* **EXERCISE BRIEF**: Every entry below should be transcribed exactly; pictures stay out of the copy.

* **DATA ROWS**:
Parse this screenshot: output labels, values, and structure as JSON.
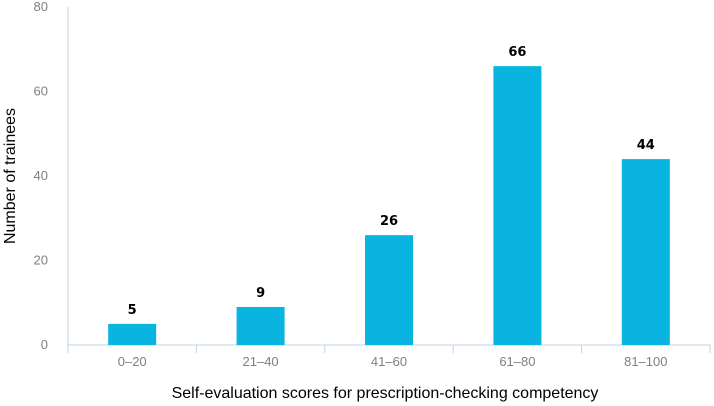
{
  "chart_data": {
    "type": "bar",
    "categories": [
      "0–20",
      "21–40",
      "41–60",
      "61–80",
      "81–100"
    ],
    "values": [
      5,
      9,
      26,
      66,
      44
    ],
    "data_labels": [
      "5",
      "9",
      "26",
      "66",
      "44"
    ],
    "xlabel": "Self-evaluation scores for prescription-checking competency",
    "ylabel": "Number of trainees",
    "ylim": [
      0,
      80
    ],
    "yticks": [
      0,
      20,
      40,
      60,
      80
    ],
    "ytick_labels": [
      "0",
      "20",
      "40",
      "60",
      "80"
    ],
    "grid": false,
    "legend": "none",
    "bar_color": "#0ab4e0",
    "axis_color": "#bfd3ea"
  }
}
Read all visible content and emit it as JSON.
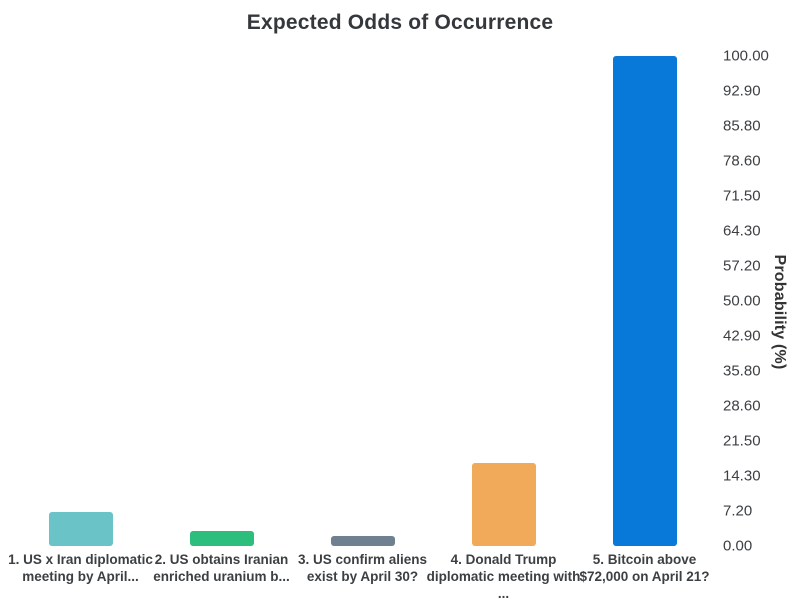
{
  "chart_data": {
    "type": "bar",
    "title": "Expected Odds of Occurrence",
    "xlabel": "",
    "ylabel": "Probability (%)",
    "ylim": [
      0,
      100
    ],
    "grid": false,
    "legend_position": "none",
    "y_axis_side": "right",
    "yticks": [
      "0.00",
      "7.20",
      "14.30",
      "21.50",
      "28.60",
      "35.80",
      "42.90",
      "50.00",
      "57.20",
      "64.30",
      "71.50",
      "78.60",
      "85.80",
      "92.90",
      "100.00"
    ],
    "categories": [
      "1. US x Iran diplomatic meeting by April...",
      "2. US obtains Iranian enriched uranium b...",
      "3. US confirm aliens exist by April 30?",
      "4. Donald Trump diplomatic meeting with ...",
      "5. Bitcoin above $72,000 on April 21?"
    ],
    "category_lines": [
      [
        "1. US x Iran diplomatic",
        "meeting by April..."
      ],
      [
        "2. US obtains Iranian",
        "enriched uranium b..."
      ],
      [
        "3. US confirm aliens",
        "exist by April 30?"
      ],
      [
        "4. Donald Trump",
        "diplomatic meeting with",
        "..."
      ],
      [
        "5. Bitcoin above",
        "$72,000 on April 21?"
      ]
    ],
    "series": [
      {
        "name": "Probability (%)",
        "values": [
          7,
          3,
          2,
          17,
          100
        ]
      }
    ],
    "bar_colors": [
      "#69c3c7",
      "#2dbd7c",
      "#6f8090",
      "#f0aa5a",
      "#0878d9"
    ],
    "text_color": "#3c4043",
    "background": "#ffffff"
  }
}
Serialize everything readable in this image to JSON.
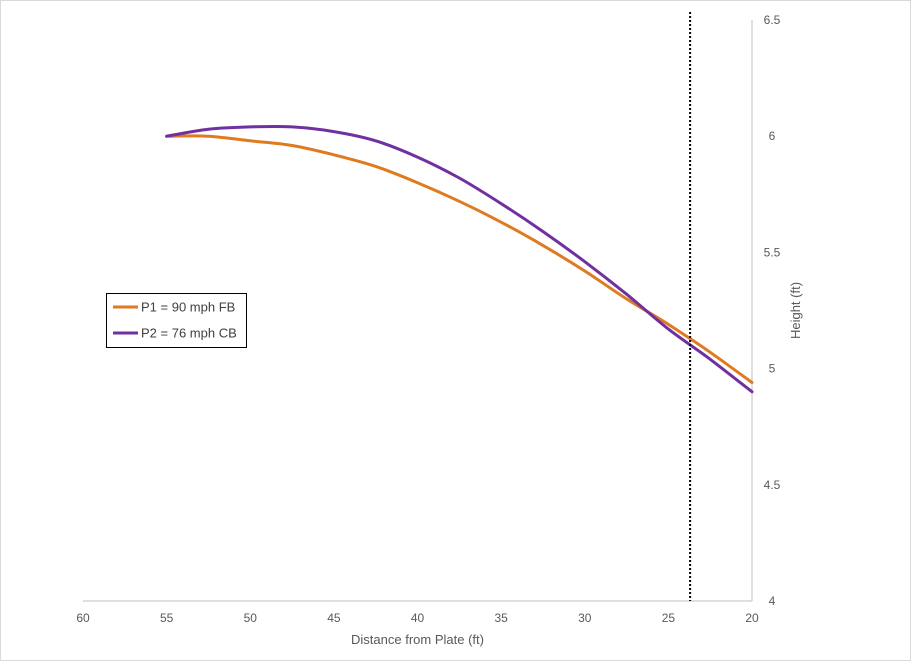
{
  "chart_data": {
    "type": "line",
    "title": "",
    "xlabel": "Distance from Plate (ft)",
    "ylabel": "Height (ft)",
    "xlim": [
      60,
      20
    ],
    "ylim": [
      4,
      6.5
    ],
    "x_reversed": true,
    "y_axis_side": "right",
    "grid": false,
    "legend_position": "left",
    "x_ticks": [
      "60",
      "55",
      "50",
      "45",
      "40",
      "35",
      "30",
      "25",
      "20"
    ],
    "y_ticks": [
      "4",
      "4.5",
      "5",
      "5.5",
      "6",
      "6.5"
    ],
    "vertical_reference_line": {
      "x": 23.7,
      "style": "dotted",
      "color": "#000000"
    },
    "series": [
      {
        "name": "P1 = 90 mph FB",
        "color": "#E07A1E",
        "x": [
          55,
          52.5,
          50,
          47.5,
          45,
          42.5,
          40,
          37.5,
          35,
          32.5,
          30,
          27.5,
          25,
          22.5,
          20
        ],
        "y": [
          6.0,
          6.0,
          5.98,
          5.96,
          5.92,
          5.87,
          5.8,
          5.72,
          5.63,
          5.53,
          5.42,
          5.3,
          5.19,
          5.07,
          4.94
        ]
      },
      {
        "name": "P2 = 76 mph CB",
        "color": "#7030A0",
        "x": [
          55,
          52.5,
          50,
          47.5,
          45,
          42.5,
          40,
          37.5,
          35,
          32.5,
          30,
          27.5,
          25,
          22.5,
          20
        ],
        "y": [
          6.0,
          6.03,
          6.04,
          6.04,
          6.02,
          5.98,
          5.91,
          5.82,
          5.71,
          5.59,
          5.46,
          5.32,
          5.17,
          5.04,
          4.9
        ]
      }
    ]
  }
}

* **EXPECTED ANSWER**:
Parse this screenshot: output labels, values, and structure as JSON.
{
  "chart_data": {
    "type": "bar",
    "categories": [
      "0–20",
      "21–40",
      "41–60",
      "61–80",
      "81–100"
    ],
    "values": [
      5,
      9,
      26,
      66,
      44
    ],
    "data_labels": [
      "5",
      "9",
      "26",
      "66",
      "44"
    ],
    "xlabel": "Self-evaluation scores for prescription-checking competency",
    "ylabel": "Number of trainees",
    "ylim": [
      0,
      80
    ],
    "yticks": [
      0,
      20,
      40,
      60,
      80
    ],
    "ytick_labels": [
      "0",
      "20",
      "40",
      "60",
      "80"
    ],
    "grid": false,
    "legend": "none",
    "bar_color": "#0ab4e0",
    "axis_color": "#bfd3ea"
  }
}
Read all visible content and emit it as JSON.
{
  "chart_data": {
    "type": "bar",
    "title": "Expected Odds of Occurrence",
    "xlabel": "",
    "ylabel": "Probability (%)",
    "ylim": [
      0,
      100
    ],
    "grid": false,
    "legend_position": "none",
    "y_axis_side": "right",
    "yticks": [
      "0.00",
      "7.20",
      "14.30",
      "21.50",
      "28.60",
      "35.80",
      "42.90",
      "50.00",
      "57.20",
      "64.30",
      "71.50",
      "78.60",
      "85.80",
      "92.90",
      "100.00"
    ],
    "categories": [
      "1. US x Iran diplomatic meeting by April...",
      "2. US obtains Iranian enriched uranium b...",
      "3. US confirm aliens exist by April 30?",
      "4. Donald Trump diplomatic meeting with ...",
      "5. Bitcoin above $72,000 on April 21?"
    ],
    "category_lines": [
      [
        "1. US x Iran diplomatic",
        "meeting by April..."
      ],
      [
        "2. US obtains Iranian",
        "enriched uranium b..."
      ],
      [
        "3. US confirm aliens",
        "exist by April 30?"
      ],
      [
        "4. Donald Trump",
        "diplomatic meeting with",
        "..."
      ],
      [
        "5. Bitcoin above",
        "$72,000 on April 21?"
      ]
    ],
    "series": [
      {
        "name": "Probability (%)",
        "values": [
          7,
          3,
          2,
          17,
          100
        ]
      }
    ],
    "bar_colors": [
      "#69c3c7",
      "#2dbd7c",
      "#6f8090",
      "#f0aa5a",
      "#0878d9"
    ],
    "text_color": "#3c4043",
    "background": "#ffffff"
  }
}
Serialize everything readable in this image to JSON.
{
  "chart_data": {
    "type": "line",
    "title": "",
    "xlabel": "Distance from Plate (ft)",
    "ylabel": "Height (ft)",
    "xlim": [
      60,
      20
    ],
    "ylim": [
      4,
      6.5
    ],
    "x_reversed": true,
    "y_axis_side": "right",
    "grid": false,
    "legend_position": "left",
    "x_ticks": [
      "60",
      "55",
      "50",
      "45",
      "40",
      "35",
      "30",
      "25",
      "20"
    ],
    "y_ticks": [
      "4",
      "4.5",
      "5",
      "5.5",
      "6",
      "6.5"
    ],
    "vertical_reference_line": {
      "x": 23.7,
      "style": "dotted",
      "color": "#000000"
    },
    "series": [
      {
        "name": "P1 = 90 mph FB",
        "color": "#E07A1E",
        "x": [
          55,
          52.5,
          50,
          47.5,
          45,
          42.5,
          40,
          37.5,
          35,
          32.5,
          30,
          27.5,
          25,
          22.5,
          20
        ],
        "y": [
          6.0,
          6.0,
          5.98,
          5.96,
          5.92,
          5.87,
          5.8,
          5.72,
          5.63,
          5.53,
          5.42,
          5.3,
          5.19,
          5.07,
          4.94
        ]
      },
      {
        "name": "P2 = 76 mph CB",
        "color": "#7030A0",
        "x": [
          55,
          52.5,
          50,
          47.5,
          45,
          42.5,
          40,
          37.5,
          35,
          32.5,
          30,
          27.5,
          25,
          22.5,
          20
        ],
        "y": [
          6.0,
          6.03,
          6.04,
          6.04,
          6.02,
          5.98,
          5.91,
          5.82,
          5.71,
          5.59,
          5.46,
          5.32,
          5.17,
          5.04,
          4.9
        ]
      }
    ]
  }
}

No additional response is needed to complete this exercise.